- **GOAL**
From the entries provided below, copy each line that contains the word "trotz".

** START DATA PROVIDED **

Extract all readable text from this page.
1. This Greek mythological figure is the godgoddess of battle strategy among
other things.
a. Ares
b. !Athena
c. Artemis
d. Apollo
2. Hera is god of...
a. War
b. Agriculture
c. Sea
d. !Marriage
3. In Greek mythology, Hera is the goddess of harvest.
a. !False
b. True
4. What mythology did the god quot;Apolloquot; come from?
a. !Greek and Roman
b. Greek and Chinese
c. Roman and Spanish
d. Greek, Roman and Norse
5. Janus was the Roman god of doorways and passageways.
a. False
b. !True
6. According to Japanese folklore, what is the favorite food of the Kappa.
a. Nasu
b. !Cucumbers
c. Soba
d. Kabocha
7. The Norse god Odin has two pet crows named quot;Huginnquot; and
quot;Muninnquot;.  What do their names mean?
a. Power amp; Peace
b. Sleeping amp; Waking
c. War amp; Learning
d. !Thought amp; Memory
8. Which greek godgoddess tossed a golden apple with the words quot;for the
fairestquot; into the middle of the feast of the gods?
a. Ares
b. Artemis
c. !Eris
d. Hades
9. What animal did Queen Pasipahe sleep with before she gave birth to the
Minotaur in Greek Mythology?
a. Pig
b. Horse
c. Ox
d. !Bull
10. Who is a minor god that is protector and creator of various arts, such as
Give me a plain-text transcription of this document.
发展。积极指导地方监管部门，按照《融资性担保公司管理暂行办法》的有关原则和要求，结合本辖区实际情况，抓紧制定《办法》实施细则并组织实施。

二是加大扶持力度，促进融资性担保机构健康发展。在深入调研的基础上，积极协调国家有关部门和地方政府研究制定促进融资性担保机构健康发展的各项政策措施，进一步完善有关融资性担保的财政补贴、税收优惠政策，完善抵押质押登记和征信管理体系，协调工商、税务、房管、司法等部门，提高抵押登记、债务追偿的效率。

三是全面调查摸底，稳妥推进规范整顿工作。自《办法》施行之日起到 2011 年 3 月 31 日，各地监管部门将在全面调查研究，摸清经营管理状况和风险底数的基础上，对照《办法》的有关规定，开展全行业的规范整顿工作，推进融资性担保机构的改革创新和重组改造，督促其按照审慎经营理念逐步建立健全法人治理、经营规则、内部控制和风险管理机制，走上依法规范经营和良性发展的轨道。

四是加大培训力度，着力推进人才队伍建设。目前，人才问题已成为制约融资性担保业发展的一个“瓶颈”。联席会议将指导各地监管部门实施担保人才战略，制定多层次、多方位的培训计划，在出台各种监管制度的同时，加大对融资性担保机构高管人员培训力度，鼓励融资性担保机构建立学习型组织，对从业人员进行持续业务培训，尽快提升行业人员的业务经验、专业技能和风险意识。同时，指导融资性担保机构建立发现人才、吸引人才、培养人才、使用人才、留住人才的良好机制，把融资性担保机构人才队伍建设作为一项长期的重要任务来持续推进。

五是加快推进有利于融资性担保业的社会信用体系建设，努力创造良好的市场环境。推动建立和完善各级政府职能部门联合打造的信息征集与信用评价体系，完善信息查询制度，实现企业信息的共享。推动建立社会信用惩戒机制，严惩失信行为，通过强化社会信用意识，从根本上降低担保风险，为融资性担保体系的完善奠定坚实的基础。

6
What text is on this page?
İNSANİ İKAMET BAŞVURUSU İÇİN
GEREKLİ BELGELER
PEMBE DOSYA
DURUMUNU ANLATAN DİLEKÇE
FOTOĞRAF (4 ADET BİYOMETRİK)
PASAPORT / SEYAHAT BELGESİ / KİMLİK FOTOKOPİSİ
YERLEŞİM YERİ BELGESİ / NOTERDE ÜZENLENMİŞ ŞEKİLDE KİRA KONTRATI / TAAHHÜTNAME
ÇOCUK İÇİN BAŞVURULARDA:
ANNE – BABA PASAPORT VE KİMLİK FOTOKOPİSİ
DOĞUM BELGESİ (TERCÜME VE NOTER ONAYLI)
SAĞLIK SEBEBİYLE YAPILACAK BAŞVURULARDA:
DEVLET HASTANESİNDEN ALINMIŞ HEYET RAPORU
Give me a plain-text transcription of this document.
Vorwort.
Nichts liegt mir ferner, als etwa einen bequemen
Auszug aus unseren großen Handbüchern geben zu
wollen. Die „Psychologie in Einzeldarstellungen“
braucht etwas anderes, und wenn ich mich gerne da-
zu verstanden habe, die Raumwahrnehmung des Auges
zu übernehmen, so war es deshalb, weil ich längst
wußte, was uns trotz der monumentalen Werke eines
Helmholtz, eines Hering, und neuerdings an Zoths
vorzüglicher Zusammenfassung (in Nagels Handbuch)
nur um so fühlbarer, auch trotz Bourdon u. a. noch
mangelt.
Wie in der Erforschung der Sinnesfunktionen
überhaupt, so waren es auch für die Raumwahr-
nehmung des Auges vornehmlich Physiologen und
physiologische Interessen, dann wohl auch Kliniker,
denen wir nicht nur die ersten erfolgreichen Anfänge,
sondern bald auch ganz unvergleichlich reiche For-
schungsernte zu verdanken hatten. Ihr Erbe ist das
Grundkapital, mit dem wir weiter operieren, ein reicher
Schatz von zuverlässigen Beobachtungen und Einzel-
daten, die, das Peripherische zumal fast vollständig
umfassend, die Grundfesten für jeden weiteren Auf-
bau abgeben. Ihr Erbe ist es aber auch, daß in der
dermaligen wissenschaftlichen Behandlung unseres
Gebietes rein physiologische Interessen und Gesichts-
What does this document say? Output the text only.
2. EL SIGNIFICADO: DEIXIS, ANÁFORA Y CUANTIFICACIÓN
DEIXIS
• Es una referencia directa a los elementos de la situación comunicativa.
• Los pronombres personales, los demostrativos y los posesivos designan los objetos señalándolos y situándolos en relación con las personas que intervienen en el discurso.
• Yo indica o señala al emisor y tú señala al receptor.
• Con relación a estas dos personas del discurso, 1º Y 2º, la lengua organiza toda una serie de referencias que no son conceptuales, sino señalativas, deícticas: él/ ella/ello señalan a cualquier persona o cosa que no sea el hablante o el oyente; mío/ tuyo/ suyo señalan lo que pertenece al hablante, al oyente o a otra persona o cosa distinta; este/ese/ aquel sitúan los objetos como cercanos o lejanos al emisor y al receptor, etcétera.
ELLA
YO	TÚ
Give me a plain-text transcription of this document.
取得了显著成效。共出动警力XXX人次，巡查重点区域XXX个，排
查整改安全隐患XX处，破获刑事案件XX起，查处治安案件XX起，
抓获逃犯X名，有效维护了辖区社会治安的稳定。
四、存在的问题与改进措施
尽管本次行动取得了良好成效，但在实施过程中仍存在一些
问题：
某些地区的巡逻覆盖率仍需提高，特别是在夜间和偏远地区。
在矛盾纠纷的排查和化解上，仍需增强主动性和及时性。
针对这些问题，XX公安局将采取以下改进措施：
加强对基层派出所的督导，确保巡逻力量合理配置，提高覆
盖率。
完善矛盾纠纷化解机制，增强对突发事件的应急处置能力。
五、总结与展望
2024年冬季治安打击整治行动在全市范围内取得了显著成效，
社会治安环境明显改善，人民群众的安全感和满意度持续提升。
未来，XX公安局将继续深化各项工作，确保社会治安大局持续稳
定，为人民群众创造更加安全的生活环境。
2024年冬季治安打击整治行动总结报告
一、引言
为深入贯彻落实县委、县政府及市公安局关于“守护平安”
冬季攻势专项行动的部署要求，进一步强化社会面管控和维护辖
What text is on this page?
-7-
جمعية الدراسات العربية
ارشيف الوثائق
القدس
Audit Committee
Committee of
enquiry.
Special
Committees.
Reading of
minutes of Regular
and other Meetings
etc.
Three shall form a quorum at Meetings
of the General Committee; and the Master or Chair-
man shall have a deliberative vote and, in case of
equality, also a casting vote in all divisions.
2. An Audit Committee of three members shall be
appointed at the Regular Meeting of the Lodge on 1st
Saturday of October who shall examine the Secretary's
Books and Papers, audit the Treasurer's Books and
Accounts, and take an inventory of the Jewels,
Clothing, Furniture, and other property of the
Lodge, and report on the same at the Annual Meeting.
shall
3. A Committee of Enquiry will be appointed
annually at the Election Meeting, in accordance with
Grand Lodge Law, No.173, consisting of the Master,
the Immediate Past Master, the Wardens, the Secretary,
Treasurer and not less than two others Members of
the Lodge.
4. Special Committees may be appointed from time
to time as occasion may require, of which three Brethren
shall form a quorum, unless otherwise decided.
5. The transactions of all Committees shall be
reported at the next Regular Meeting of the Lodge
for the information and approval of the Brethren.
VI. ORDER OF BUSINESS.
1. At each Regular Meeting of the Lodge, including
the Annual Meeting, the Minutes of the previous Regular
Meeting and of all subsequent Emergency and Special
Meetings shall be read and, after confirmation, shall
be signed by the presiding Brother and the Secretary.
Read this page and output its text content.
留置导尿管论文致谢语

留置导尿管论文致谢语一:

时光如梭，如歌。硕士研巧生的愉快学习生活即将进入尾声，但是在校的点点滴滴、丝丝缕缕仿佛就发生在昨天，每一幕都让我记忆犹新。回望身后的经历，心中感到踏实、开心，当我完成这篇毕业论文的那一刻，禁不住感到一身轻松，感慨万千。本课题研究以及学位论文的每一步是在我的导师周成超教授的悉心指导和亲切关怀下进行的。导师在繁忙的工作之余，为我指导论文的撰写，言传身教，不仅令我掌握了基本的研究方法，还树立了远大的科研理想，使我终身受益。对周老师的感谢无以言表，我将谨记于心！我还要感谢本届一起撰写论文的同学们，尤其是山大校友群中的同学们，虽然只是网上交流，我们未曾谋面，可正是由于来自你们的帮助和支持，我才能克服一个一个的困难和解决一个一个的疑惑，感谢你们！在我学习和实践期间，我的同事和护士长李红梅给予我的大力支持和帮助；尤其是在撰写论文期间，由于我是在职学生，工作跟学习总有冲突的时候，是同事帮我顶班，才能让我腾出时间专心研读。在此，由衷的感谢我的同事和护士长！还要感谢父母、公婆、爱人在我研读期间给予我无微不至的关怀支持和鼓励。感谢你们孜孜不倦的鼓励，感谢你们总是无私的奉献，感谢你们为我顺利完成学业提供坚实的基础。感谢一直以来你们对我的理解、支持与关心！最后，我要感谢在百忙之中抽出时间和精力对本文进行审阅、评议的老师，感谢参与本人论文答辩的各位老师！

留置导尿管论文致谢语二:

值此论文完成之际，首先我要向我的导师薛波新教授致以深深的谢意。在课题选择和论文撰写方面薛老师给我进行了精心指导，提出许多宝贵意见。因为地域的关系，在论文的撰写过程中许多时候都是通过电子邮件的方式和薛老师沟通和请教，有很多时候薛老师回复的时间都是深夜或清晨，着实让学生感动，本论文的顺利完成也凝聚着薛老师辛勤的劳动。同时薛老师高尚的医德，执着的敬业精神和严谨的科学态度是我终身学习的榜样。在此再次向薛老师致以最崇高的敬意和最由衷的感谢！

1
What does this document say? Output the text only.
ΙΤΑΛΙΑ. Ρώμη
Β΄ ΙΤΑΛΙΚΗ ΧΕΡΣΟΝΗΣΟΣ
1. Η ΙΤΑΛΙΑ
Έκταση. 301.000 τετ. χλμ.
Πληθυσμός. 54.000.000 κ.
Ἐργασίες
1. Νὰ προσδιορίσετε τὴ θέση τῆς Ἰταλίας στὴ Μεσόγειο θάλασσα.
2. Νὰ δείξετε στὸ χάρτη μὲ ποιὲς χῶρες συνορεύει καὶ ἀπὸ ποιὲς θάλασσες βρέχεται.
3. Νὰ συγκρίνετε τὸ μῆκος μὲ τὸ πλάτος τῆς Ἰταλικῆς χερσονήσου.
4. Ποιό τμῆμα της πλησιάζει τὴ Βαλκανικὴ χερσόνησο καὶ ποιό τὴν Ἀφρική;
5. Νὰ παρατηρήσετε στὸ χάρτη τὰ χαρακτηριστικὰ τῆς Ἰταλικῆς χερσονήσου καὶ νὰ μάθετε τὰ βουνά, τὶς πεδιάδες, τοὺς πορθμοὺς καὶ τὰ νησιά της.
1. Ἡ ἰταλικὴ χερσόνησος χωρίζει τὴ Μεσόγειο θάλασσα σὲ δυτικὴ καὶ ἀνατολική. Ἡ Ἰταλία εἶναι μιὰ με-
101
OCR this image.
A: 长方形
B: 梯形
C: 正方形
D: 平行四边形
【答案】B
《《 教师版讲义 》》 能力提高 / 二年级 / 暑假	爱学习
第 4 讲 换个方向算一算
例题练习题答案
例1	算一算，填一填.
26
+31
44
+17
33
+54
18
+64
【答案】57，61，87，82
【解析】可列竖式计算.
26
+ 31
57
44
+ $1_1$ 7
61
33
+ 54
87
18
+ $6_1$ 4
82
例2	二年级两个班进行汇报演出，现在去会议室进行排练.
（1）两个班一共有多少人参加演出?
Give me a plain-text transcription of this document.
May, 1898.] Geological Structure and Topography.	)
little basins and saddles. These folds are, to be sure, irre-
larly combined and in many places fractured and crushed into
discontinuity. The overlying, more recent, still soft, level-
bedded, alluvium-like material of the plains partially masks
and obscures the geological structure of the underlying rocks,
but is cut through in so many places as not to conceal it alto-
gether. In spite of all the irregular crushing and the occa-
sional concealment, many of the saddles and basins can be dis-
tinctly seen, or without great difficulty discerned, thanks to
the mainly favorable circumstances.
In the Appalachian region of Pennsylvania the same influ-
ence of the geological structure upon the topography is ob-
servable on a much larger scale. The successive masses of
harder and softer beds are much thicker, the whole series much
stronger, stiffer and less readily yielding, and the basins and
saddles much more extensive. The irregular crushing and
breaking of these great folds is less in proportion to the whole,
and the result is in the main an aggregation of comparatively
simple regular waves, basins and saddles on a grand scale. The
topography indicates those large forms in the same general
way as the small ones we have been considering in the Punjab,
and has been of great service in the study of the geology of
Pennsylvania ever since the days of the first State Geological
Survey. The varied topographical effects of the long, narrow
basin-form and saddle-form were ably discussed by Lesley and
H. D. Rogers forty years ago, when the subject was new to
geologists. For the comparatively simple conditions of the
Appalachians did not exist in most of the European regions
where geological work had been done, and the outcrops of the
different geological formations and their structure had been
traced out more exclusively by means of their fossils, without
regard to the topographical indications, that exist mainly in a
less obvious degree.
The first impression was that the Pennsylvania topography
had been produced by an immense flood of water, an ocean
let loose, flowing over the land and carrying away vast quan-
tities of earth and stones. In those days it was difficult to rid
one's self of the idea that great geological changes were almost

** END DATA PROVIDED **

- **ANSWER FOR THIS EXERCISE**
wußte, was uns trotz der monumentalen Werke eines
nur um so fühlbarer, auch trotz Bourdon u. a. noch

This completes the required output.